Stored dataset items
========================

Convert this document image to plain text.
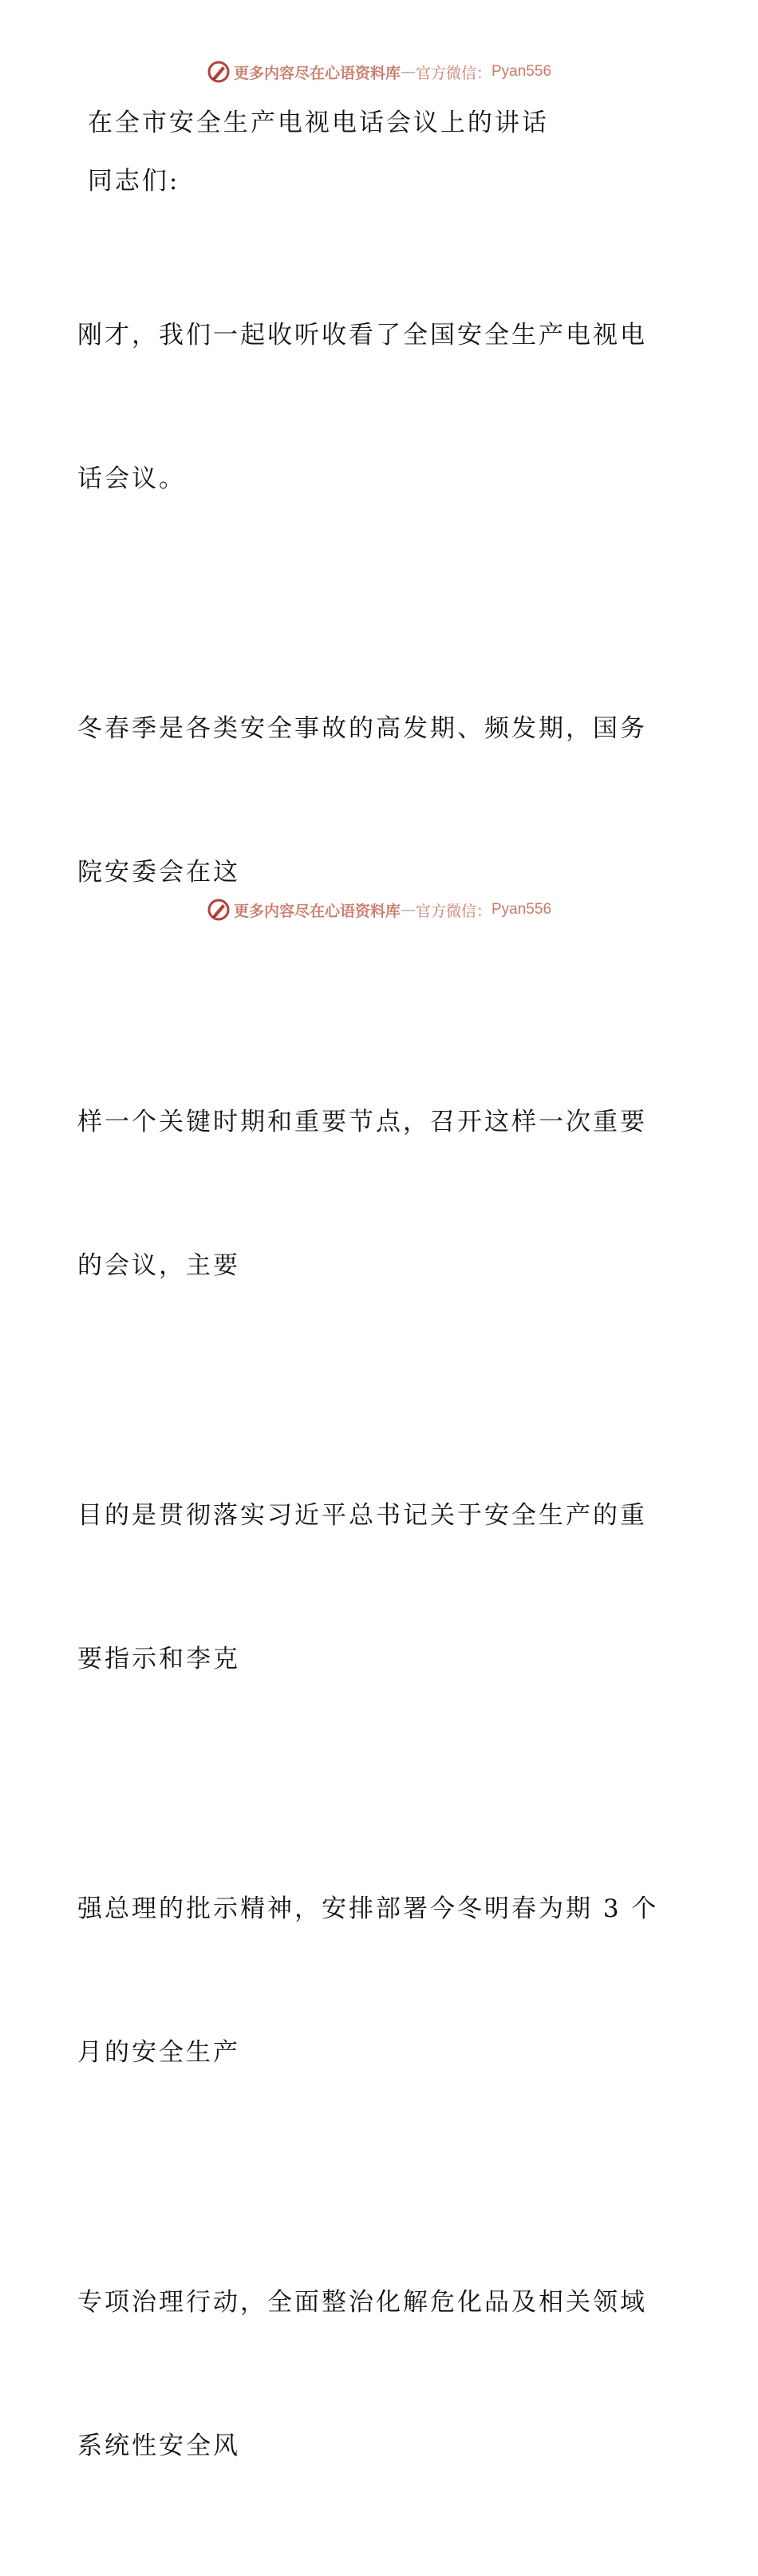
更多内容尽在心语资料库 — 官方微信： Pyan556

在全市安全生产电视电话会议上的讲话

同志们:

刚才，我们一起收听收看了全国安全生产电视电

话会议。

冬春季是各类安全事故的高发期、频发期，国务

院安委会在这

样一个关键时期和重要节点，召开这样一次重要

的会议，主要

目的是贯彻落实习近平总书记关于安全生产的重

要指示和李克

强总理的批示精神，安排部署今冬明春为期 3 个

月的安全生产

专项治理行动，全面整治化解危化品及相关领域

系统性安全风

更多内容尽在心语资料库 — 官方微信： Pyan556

========================

**Stated goal:** All of the entries above should be copied exactly, except for the pictures.

**Solution:**
Convert this document image to plain text.
更多内容尽在心语资料库 — 官方微信： Pyan556

在全市安全生产电视电话会议上的讲话

同志们:

刚才，我们一起收听收看了全国安全生产电视电

话会议。

冬春季是各类安全事故的高发期、频发期，国务

院安委会在这

样一个关键时期和重要节点，召开这样一次重要

的会议，主要

目的是贯彻落实习近平总书记关于安全生产的重

要指示和李克

强总理的批示精神，安排部署今冬明春为期 3 个

月的安全生产

专项治理行动，全面整治化解危化品及相关领域

系统性安全风

更多内容尽在心语资料库 — 官方微信： Pyan556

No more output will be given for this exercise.